TASK OBJECTIVE: Restate, word for word, all of the material shown below.

STORED RECORDS:
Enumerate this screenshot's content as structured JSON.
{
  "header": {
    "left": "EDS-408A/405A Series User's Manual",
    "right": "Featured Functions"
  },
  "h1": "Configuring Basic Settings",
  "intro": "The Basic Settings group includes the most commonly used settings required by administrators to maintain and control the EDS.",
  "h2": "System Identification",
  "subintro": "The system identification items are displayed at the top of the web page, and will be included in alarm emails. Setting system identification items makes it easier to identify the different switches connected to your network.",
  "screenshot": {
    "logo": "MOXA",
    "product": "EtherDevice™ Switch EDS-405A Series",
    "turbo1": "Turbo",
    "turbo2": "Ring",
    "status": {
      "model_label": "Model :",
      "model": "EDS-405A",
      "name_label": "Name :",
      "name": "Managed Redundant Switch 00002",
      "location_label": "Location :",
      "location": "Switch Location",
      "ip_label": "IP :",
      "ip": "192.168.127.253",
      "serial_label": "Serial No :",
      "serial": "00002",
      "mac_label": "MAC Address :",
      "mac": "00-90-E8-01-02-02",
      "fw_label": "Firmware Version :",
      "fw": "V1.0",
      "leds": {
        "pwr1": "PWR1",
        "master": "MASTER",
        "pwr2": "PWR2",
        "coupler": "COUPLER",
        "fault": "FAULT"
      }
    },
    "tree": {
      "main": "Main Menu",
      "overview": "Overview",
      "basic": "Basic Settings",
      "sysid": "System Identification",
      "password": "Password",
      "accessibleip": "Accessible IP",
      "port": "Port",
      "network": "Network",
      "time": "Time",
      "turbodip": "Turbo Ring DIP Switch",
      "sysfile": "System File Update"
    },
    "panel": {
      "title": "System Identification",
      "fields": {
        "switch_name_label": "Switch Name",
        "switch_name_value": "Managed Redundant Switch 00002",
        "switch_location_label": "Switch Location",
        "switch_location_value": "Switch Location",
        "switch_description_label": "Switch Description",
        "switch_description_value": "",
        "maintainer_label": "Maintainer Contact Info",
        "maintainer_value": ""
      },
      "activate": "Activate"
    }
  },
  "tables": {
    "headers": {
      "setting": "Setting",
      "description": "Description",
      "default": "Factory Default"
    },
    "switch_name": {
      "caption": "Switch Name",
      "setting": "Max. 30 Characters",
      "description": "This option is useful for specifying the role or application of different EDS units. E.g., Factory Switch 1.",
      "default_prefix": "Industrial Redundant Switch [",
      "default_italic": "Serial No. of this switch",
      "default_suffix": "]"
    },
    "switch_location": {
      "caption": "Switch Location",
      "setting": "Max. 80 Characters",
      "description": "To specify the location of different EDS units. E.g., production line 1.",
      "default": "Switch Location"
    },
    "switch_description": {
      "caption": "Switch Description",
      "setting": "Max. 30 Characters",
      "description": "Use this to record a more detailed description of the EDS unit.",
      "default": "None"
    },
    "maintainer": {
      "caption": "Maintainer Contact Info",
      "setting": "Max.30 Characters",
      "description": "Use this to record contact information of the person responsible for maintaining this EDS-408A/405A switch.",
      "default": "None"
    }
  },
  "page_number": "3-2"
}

WRITTEN ANSWER:
Enumerate this screenshot's content as structured JSON.
{
  "header": {
    "left": "EDS-408A/405A Series User's Manual",
    "right": "Featured Functions"
  },
  "h1": "Configuring Basic Settings",
  "intro": "The Basic Settings group includes the most commonly used settings required by administrators to maintain and control the EDS.",
  "h2": "System Identification",
  "subintro": "The system identification items are displayed at the top of the web page, and will be included in alarm emails. Setting system identification items makes it easier to identify the different switches connected to your network.",
  "screenshot": {
    "logo": "MOXA",
    "product": "EtherDevice™ Switch EDS-405A Series",
    "turbo1": "Turbo",
    "turbo2": "Ring",
    "status": {
      "model_label": "Model :",
      "model": "EDS-405A",
      "name_label": "Name :",
      "name": "Managed Redundant Switch 00002",
      "location_label": "Location :",
      "location": "Switch Location",
      "ip_label": "IP :",
      "ip": "192.168.127.253",
      "serial_label": "Serial No :",
      "serial": "00002",
      "mac_label": "MAC Address :",
      "mac": "00-90-E8-01-02-02",
      "fw_label": "Firmware Version :",
      "fw": "V1.0",
      "leds": {
        "pwr1": "PWR1",
        "master": "MASTER",
        "pwr2": "PWR2",
        "coupler": "COUPLER",
        "fault": "FAULT"
      }
    },
    "tree": {
      "main": "Main Menu",
      "overview": "Overview",
      "basic": "Basic Settings",
      "sysid": "System Identification",
      "password": "Password",
      "accessibleip": "Accessible IP",
      "port": "Port",
      "network": "Network",
      "time": "Time",
      "turbodip": "Turbo Ring DIP Switch",
      "sysfile": "System File Update"
    },
    "panel": {
      "title": "System Identification",
      "fields": {
        "switch_name_label": "Switch Name",
        "switch_name_value": "Managed Redundant Switch 00002",
        "switch_location_label": "Switch Location",
        "switch_location_value": "Switch Location",
        "switch_description_label": "Switch Description",
        "switch_description_value": "",
        "maintainer_label": "Maintainer Contact Info",
        "maintainer_value": ""
      },
      "activate": "Activate"
    }
  },
  "tables": {
    "headers": {
      "setting": "Setting",
      "description": "Description",
      "default": "Factory Default"
    },
    "switch_name": {
      "caption": "Switch Name",
      "setting": "Max. 30 Characters",
      "description": "This option is useful for specifying the role or application of different EDS units. E.g., Factory Switch 1.",
      "default_prefix": "Industrial Redundant Switch [",
      "default_italic": "Serial No. of this switch",
      "default_suffix": "]"
    },
    "switch_location": {
      "caption": "Switch Location",
      "setting": "Max. 80 Characters",
      "description": "To specify the location of different EDS units. E.g., production line 1.",
      "default": "Switch Location"
    },
    "switch_description": {
      "caption": "Switch Description",
      "setting": "Max. 30 Characters",
      "description": "Use this to record a more detailed description of the EDS unit.",
      "default": "None"
    },
    "maintainer": {
      "caption": "Maintainer Contact Info",
      "setting": "Max.30 Characters",
      "description": "Use this to record contact information of the person responsible for maintaining this EDS-408A/405A switch.",
      "default": "None"
    }
  },
  "page_number": "3-2"
}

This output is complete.